To do. Lines containing the string "unter" are to be counted; report the total by itself.

Provided information.
****

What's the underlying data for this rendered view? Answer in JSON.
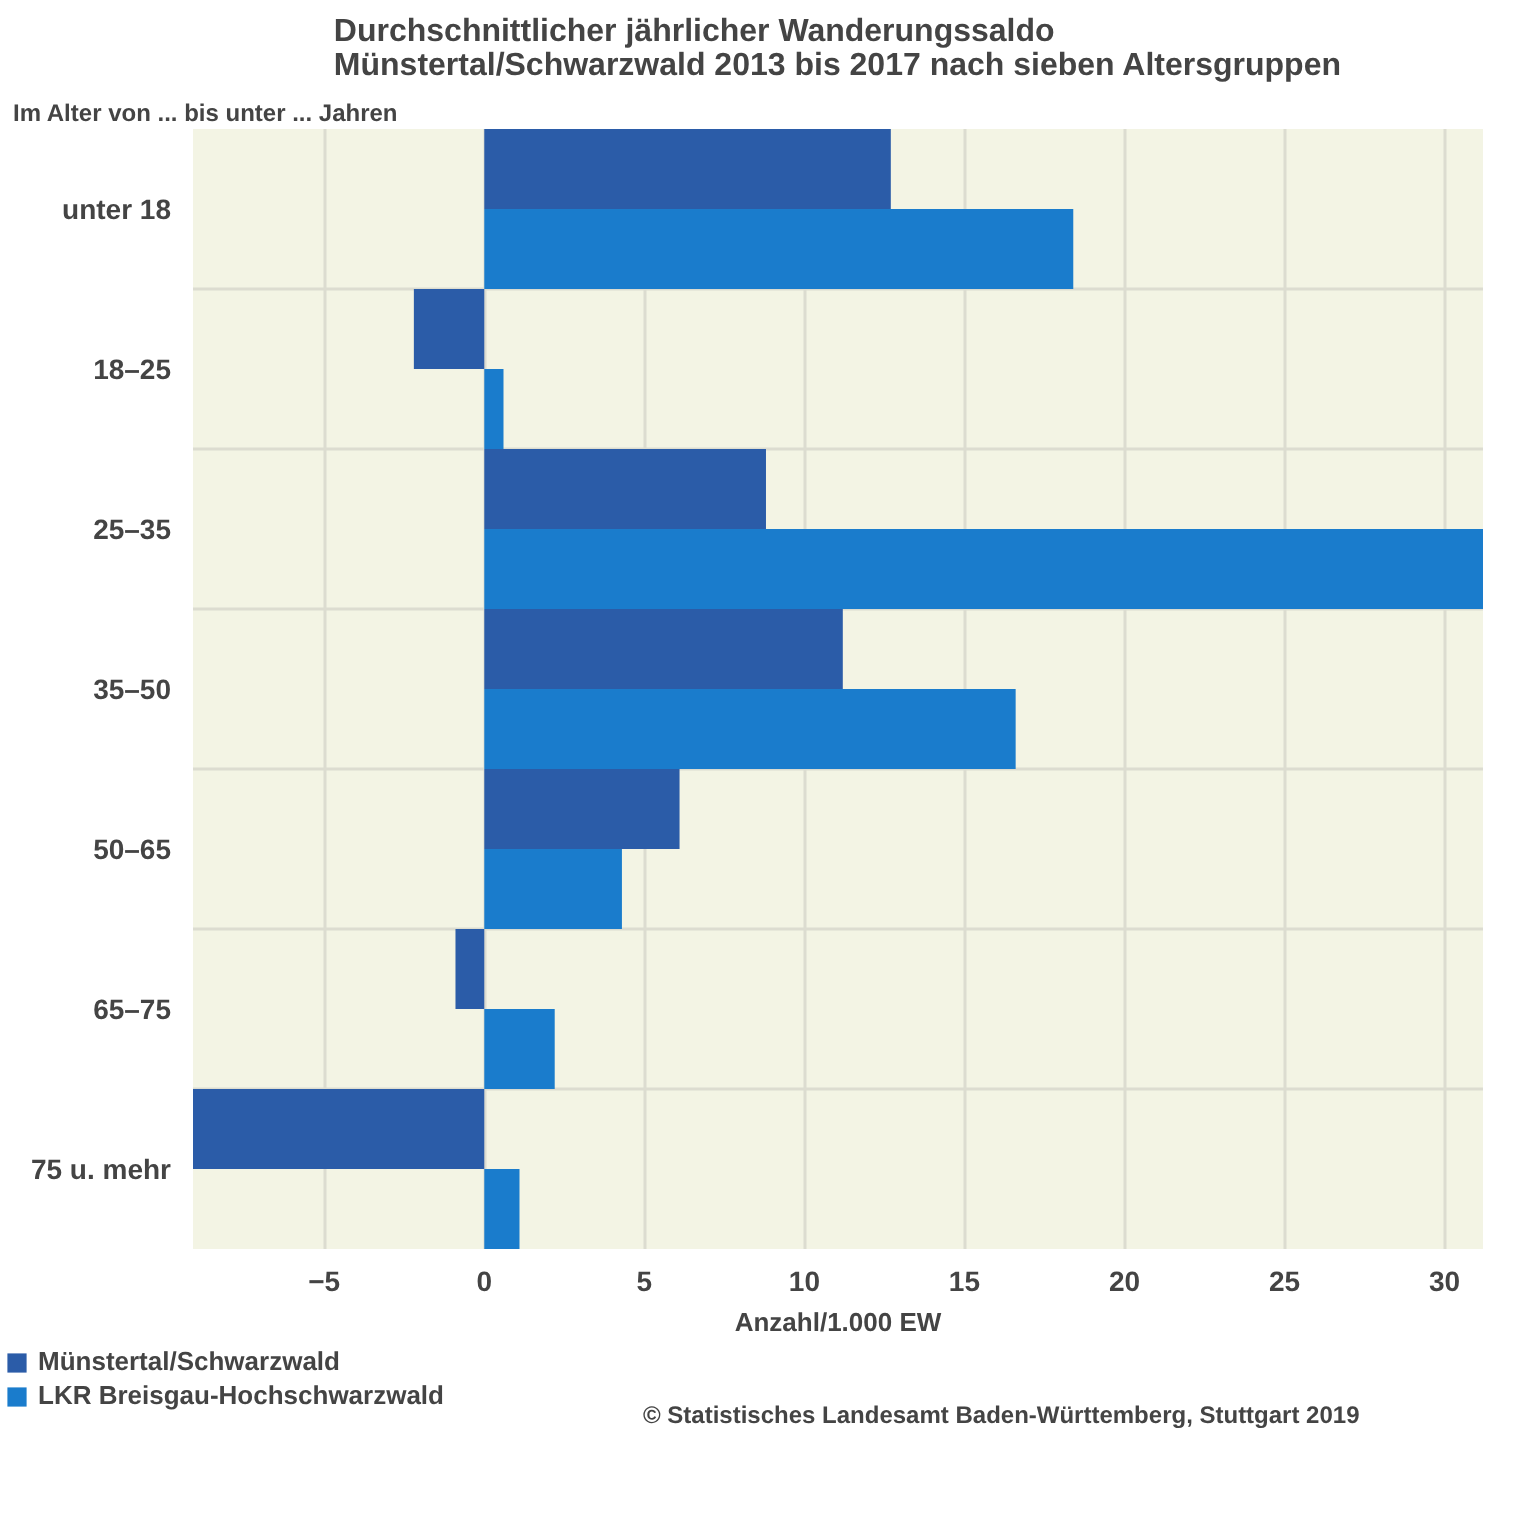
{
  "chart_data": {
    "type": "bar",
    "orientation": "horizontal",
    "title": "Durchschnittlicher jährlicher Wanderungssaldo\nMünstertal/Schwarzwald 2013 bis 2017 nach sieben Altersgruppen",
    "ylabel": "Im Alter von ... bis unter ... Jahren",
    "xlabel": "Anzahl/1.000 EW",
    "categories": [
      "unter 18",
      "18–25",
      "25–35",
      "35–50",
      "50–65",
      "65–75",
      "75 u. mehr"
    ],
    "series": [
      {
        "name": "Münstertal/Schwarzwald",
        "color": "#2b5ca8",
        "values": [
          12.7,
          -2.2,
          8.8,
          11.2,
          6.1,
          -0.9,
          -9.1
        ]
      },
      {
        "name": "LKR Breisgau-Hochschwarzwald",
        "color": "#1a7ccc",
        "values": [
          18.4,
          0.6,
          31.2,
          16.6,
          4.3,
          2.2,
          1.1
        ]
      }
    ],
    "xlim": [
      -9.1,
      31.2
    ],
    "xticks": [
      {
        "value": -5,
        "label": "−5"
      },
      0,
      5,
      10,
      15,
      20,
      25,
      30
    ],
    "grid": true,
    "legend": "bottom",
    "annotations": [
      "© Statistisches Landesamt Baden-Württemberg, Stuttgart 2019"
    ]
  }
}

****

Answer below. 2